== Dataset records ==
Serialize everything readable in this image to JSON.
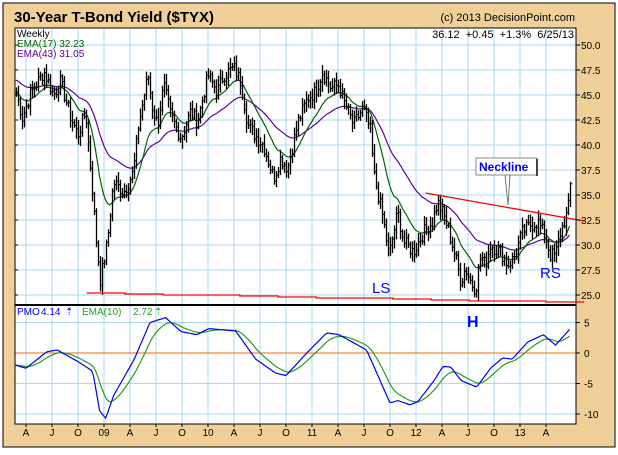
{
  "header": {
    "title": "30-Year T-Bond Yield ($TYX)",
    "copyright": "(c) 2013 DecisionPoint.com",
    "period": "Weekly",
    "ema17": "EMA(17) 32.23",
    "ema43": "EMA(43) 31.05",
    "quote": "36.12  +0.45  +1.3%  6/25/13",
    "pmo_label": "PMO",
    "pmo_value": "4.14",
    "pmo_ema_label": "EMA(10)",
    "pmo_ema_value": "2.72"
  },
  "annotations": {
    "neckline": "Neckline",
    "ls": "LS",
    "h": "H",
    "rs": "RS"
  },
  "colors": {
    "frame_bg": "#F0D098",
    "grid": "#A8D8F0",
    "price": "#000000",
    "ema17": "#006400",
    "ema43": "#660099",
    "trend": "#FF0000",
    "pmo": "#0000EE",
    "pmo_ema": "#22A022",
    "zero": "#FF6600",
    "annotation": "#0000FF"
  },
  "chart_data": [
    {
      "type": "ohlc",
      "title": "30-Year T-Bond Yield ($TYX)",
      "time_unit": "months since Apr 2008",
      "ylim": [
        23.8,
        51.6
      ],
      "y_ticks": [
        "25.0",
        "27.5",
        "30.0",
        "32.5",
        "35.0",
        "37.5",
        "40.0",
        "42.5",
        "45.0",
        "47.5",
        "50.0"
      ],
      "x_labels": [
        "A",
        "J",
        "O",
        "09",
        "A",
        "J",
        "O",
        "10",
        "A",
        "J",
        "O",
        "11",
        "A",
        "J",
        "O",
        "12",
        "A",
        "J",
        "O",
        "13",
        "A"
      ],
      "last_close": 36.12,
      "close_keypoints": [
        [
          -1.2,
          45.3
        ],
        [
          -0.5,
          42.7
        ],
        [
          0.5,
          45.3
        ],
        [
          2.0,
          47.3
        ],
        [
          3.1,
          45
        ],
        [
          3.9,
          46.3
        ],
        [
          5.1,
          42.7
        ],
        [
          5.9,
          41
        ],
        [
          6.8,
          43.3
        ],
        [
          7.6,
          35.3
        ],
        [
          8.0,
          30.7
        ],
        [
          8.5,
          26.5
        ],
        [
          9.3,
          30.3
        ],
        [
          10.0,
          36.3
        ],
        [
          11.2,
          35.3
        ],
        [
          12.3,
          37.3
        ],
        [
          12.9,
          42
        ],
        [
          14.0,
          47
        ],
        [
          14.5,
          43.7
        ],
        [
          15.1,
          42
        ],
        [
          15.8,
          46
        ],
        [
          16.6,
          43
        ],
        [
          17.8,
          40.7
        ],
        [
          18.9,
          43.3
        ],
        [
          19.7,
          42.3
        ],
        [
          20.9,
          47
        ],
        [
          22.0,
          45.3
        ],
        [
          22.7,
          47
        ],
        [
          23.9,
          47.7
        ],
        [
          24.7,
          46.3
        ],
        [
          25.5,
          42
        ],
        [
          26.6,
          40.7
        ],
        [
          27.3,
          40
        ],
        [
          28.5,
          36.7
        ],
        [
          29.3,
          38.7
        ],
        [
          30.1,
          37.7
        ],
        [
          31.3,
          42.3
        ],
        [
          32.4,
          44.7
        ],
        [
          33.3,
          45.3
        ],
        [
          34.1,
          47.3
        ],
        [
          35.1,
          45.7
        ],
        [
          36.0,
          46
        ],
        [
          36.6,
          44.3
        ],
        [
          37.7,
          42
        ],
        [
          38.8,
          43.7
        ],
        [
          39.7,
          41.3
        ],
        [
          40.0,
          37.3
        ],
        [
          41.1,
          32.7
        ],
        [
          41.8,
          28.9
        ],
        [
          42.8,
          33.3
        ],
        [
          43.5,
          30.3
        ],
        [
          44.6,
          29.3
        ],
        [
          45.8,
          31.3
        ],
        [
          46.8,
          32.3
        ],
        [
          47.4,
          34.3
        ],
        [
          48.1,
          33
        ],
        [
          48.7,
          31.3
        ],
        [
          49.5,
          28.7
        ],
        [
          50.1,
          26.3
        ],
        [
          50.6,
          27.7
        ],
        [
          51.4,
          26
        ],
        [
          51.8,
          25.6
        ],
        [
          52.4,
          29
        ],
        [
          52.9,
          28
        ],
        [
          53.5,
          30
        ],
        [
          54.7,
          29.3
        ],
        [
          55.5,
          28
        ],
        [
          56.2,
          28.7
        ],
        [
          57.2,
          31.3
        ],
        [
          58.1,
          32
        ],
        [
          59.0,
          32.3
        ],
        [
          59.9,
          30.7
        ],
        [
          60.4,
          29
        ],
        [
          61.0,
          29
        ],
        [
          61.6,
          31.3
        ],
        [
          62.4,
          33.3
        ],
        [
          62.9,
          36.12
        ]
      ],
      "series": [
        {
          "name": "EMA(17)",
          "last": 32.23
        },
        {
          "name": "EMA(43)",
          "last": 31.05
        }
      ],
      "neckline": [
        [
          46.1,
          35.2
        ],
        [
          64.4,
          32.4
        ]
      ],
      "support_line": [
        [
          7.0,
          25.2
        ],
        [
          64.4,
          24.2
        ]
      ]
    },
    {
      "type": "line",
      "title": "PMO",
      "ylim": [
        -11.8,
        7.7
      ],
      "y_ticks": [
        "-10",
        "-5",
        "0",
        "5"
      ],
      "pmo_keypoints": [
        [
          -1.2,
          -2
        ],
        [
          0,
          -2.5
        ],
        [
          2.4,
          0.2
        ],
        [
          3.6,
          0.5
        ],
        [
          6.1,
          -1.5
        ],
        [
          7.7,
          -3
        ],
        [
          8.5,
          -9.5
        ],
        [
          9.2,
          -10.7
        ],
        [
          10.1,
          -7
        ],
        [
          12.5,
          -1
        ],
        [
          14.3,
          5
        ],
        [
          16.1,
          5.8
        ],
        [
          17.9,
          3.5
        ],
        [
          19.7,
          3
        ],
        [
          21.1,
          4
        ],
        [
          24.2,
          3.6
        ],
        [
          26.5,
          -1
        ],
        [
          28.8,
          -3.3
        ],
        [
          30.0,
          -3.7
        ],
        [
          32.4,
          0
        ],
        [
          34.7,
          3.3
        ],
        [
          36.1,
          3
        ],
        [
          39.3,
          0.5
        ],
        [
          42.0,
          -8.2
        ],
        [
          42.9,
          -7.8
        ],
        [
          44.3,
          -8.5
        ],
        [
          45.2,
          -8
        ],
        [
          47.1,
          -4.5
        ],
        [
          48.1,
          -2.2
        ],
        [
          49.0,
          -2.3
        ],
        [
          50.2,
          -4.5
        ],
        [
          52.0,
          -5.6
        ],
        [
          53.6,
          -2.5
        ],
        [
          55.0,
          -0.8
        ],
        [
          56.1,
          -1
        ],
        [
          57.9,
          1.8
        ],
        [
          59.7,
          3
        ],
        [
          61.1,
          1.3
        ],
        [
          62.9,
          4.14
        ]
      ],
      "series": [
        {
          "name": "PMO",
          "last": 4.14
        },
        {
          "name": "EMA(10)",
          "last": 2.72
        }
      ]
    }
  ]
}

== Goal ==
Reproduce every record word for word. The copy must contain no pictures.

== Expected answer ==
Serialize everything readable in this image to JSON.
{
  "header": {
    "title": "30-Year T-Bond Yield ($TYX)",
    "copyright": "(c) 2013 DecisionPoint.com",
    "period": "Weekly",
    "ema17": "EMA(17) 32.23",
    "ema43": "EMA(43) 31.05",
    "quote": "36.12  +0.45  +1.3%  6/25/13",
    "pmo_label": "PMO",
    "pmo_value": "4.14",
    "pmo_ema_label": "EMA(10)",
    "pmo_ema_value": "2.72"
  },
  "annotations": {
    "neckline": "Neckline",
    "ls": "LS",
    "h": "H",
    "rs": "RS"
  },
  "colors": {
    "frame_bg": "#F0D098",
    "grid": "#A8D8F0",
    "price": "#000000",
    "ema17": "#006400",
    "ema43": "#660099",
    "trend": "#FF0000",
    "pmo": "#0000EE",
    "pmo_ema": "#22A022",
    "zero": "#FF6600",
    "annotation": "#0000FF"
  },
  "chart_data": [
    {
      "type": "ohlc",
      "title": "30-Year T-Bond Yield ($TYX)",
      "time_unit": "months since Apr 2008",
      "ylim": [
        23.8,
        51.6
      ],
      "y_ticks": [
        "25.0",
        "27.5",
        "30.0",
        "32.5",
        "35.0",
        "37.5",
        "40.0",
        "42.5",
        "45.0",
        "47.5",
        "50.0"
      ],
      "x_labels": [
        "A",
        "J",
        "O",
        "09",
        "A",
        "J",
        "O",
        "10",
        "A",
        "J",
        "O",
        "11",
        "A",
        "J",
        "O",
        "12",
        "A",
        "J",
        "O",
        "13",
        "A"
      ],
      "last_close": 36.12,
      "close_keypoints": [
        [
          -1.2,
          45.3
        ],
        [
          -0.5,
          42.7
        ],
        [
          0.5,
          45.3
        ],
        [
          2.0,
          47.3
        ],
        [
          3.1,
          45
        ],
        [
          3.9,
          46.3
        ],
        [
          5.1,
          42.7
        ],
        [
          5.9,
          41
        ],
        [
          6.8,
          43.3
        ],
        [
          7.6,
          35.3
        ],
        [
          8.0,
          30.7
        ],
        [
          8.5,
          26.5
        ],
        [
          9.3,
          30.3
        ],
        [
          10.0,
          36.3
        ],
        [
          11.2,
          35.3
        ],
        [
          12.3,
          37.3
        ],
        [
          12.9,
          42
        ],
        [
          14.0,
          47
        ],
        [
          14.5,
          43.7
        ],
        [
          15.1,
          42
        ],
        [
          15.8,
          46
        ],
        [
          16.6,
          43
        ],
        [
          17.8,
          40.7
        ],
        [
          18.9,
          43.3
        ],
        [
          19.7,
          42.3
        ],
        [
          20.9,
          47
        ],
        [
          22.0,
          45.3
        ],
        [
          22.7,
          47
        ],
        [
          23.9,
          47.7
        ],
        [
          24.7,
          46.3
        ],
        [
          25.5,
          42
        ],
        [
          26.6,
          40.7
        ],
        [
          27.3,
          40
        ],
        [
          28.5,
          36.7
        ],
        [
          29.3,
          38.7
        ],
        [
          30.1,
          37.7
        ],
        [
          31.3,
          42.3
        ],
        [
          32.4,
          44.7
        ],
        [
          33.3,
          45.3
        ],
        [
          34.1,
          47.3
        ],
        [
          35.1,
          45.7
        ],
        [
          36.0,
          46
        ],
        [
          36.6,
          44.3
        ],
        [
          37.7,
          42
        ],
        [
          38.8,
          43.7
        ],
        [
          39.7,
          41.3
        ],
        [
          40.0,
          37.3
        ],
        [
          41.1,
          32.7
        ],
        [
          41.8,
          28.9
        ],
        [
          42.8,
          33.3
        ],
        [
          43.5,
          30.3
        ],
        [
          44.6,
          29.3
        ],
        [
          45.8,
          31.3
        ],
        [
          46.8,
          32.3
        ],
        [
          47.4,
          34.3
        ],
        [
          48.1,
          33
        ],
        [
          48.7,
          31.3
        ],
        [
          49.5,
          28.7
        ],
        [
          50.1,
          26.3
        ],
        [
          50.6,
          27.7
        ],
        [
          51.4,
          26
        ],
        [
          51.8,
          25.6
        ],
        [
          52.4,
          29
        ],
        [
          52.9,
          28
        ],
        [
          53.5,
          30
        ],
        [
          54.7,
          29.3
        ],
        [
          55.5,
          28
        ],
        [
          56.2,
          28.7
        ],
        [
          57.2,
          31.3
        ],
        [
          58.1,
          32
        ],
        [
          59.0,
          32.3
        ],
        [
          59.9,
          30.7
        ],
        [
          60.4,
          29
        ],
        [
          61.0,
          29
        ],
        [
          61.6,
          31.3
        ],
        [
          62.4,
          33.3
        ],
        [
          62.9,
          36.12
        ]
      ],
      "series": [
        {
          "name": "EMA(17)",
          "last": 32.23
        },
        {
          "name": "EMA(43)",
          "last": 31.05
        }
      ],
      "neckline": [
        [
          46.1,
          35.2
        ],
        [
          64.4,
          32.4
        ]
      ],
      "support_line": [
        [
          7.0,
          25.2
        ],
        [
          64.4,
          24.2
        ]
      ]
    },
    {
      "type": "line",
      "title": "PMO",
      "ylim": [
        -11.8,
        7.7
      ],
      "y_ticks": [
        "-10",
        "-5",
        "0",
        "5"
      ],
      "pmo_keypoints": [
        [
          -1.2,
          -2
        ],
        [
          0,
          -2.5
        ],
        [
          2.4,
          0.2
        ],
        [
          3.6,
          0.5
        ],
        [
          6.1,
          -1.5
        ],
        [
          7.7,
          -3
        ],
        [
          8.5,
          -9.5
        ],
        [
          9.2,
          -10.7
        ],
        [
          10.1,
          -7
        ],
        [
          12.5,
          -1
        ],
        [
          14.3,
          5
        ],
        [
          16.1,
          5.8
        ],
        [
          17.9,
          3.5
        ],
        [
          19.7,
          3
        ],
        [
          21.1,
          4
        ],
        [
          24.2,
          3.6
        ],
        [
          26.5,
          -1
        ],
        [
          28.8,
          -3.3
        ],
        [
          30.0,
          -3.7
        ],
        [
          32.4,
          0
        ],
        [
          34.7,
          3.3
        ],
        [
          36.1,
          3
        ],
        [
          39.3,
          0.5
        ],
        [
          42.0,
          -8.2
        ],
        [
          42.9,
          -7.8
        ],
        [
          44.3,
          -8.5
        ],
        [
          45.2,
          -8
        ],
        [
          47.1,
          -4.5
        ],
        [
          48.1,
          -2.2
        ],
        [
          49.0,
          -2.3
        ],
        [
          50.2,
          -4.5
        ],
        [
          52.0,
          -5.6
        ],
        [
          53.6,
          -2.5
        ],
        [
          55.0,
          -0.8
        ],
        [
          56.1,
          -1
        ],
        [
          57.9,
          1.8
        ],
        [
          59.7,
          3
        ],
        [
          61.1,
          1.3
        ],
        [
          62.9,
          4.14
        ]
      ],
      "series": [
        {
          "name": "PMO",
          "last": 4.14
        },
        {
          "name": "EMA(10)",
          "last": 2.72
        }
      ]
    }
  ]
}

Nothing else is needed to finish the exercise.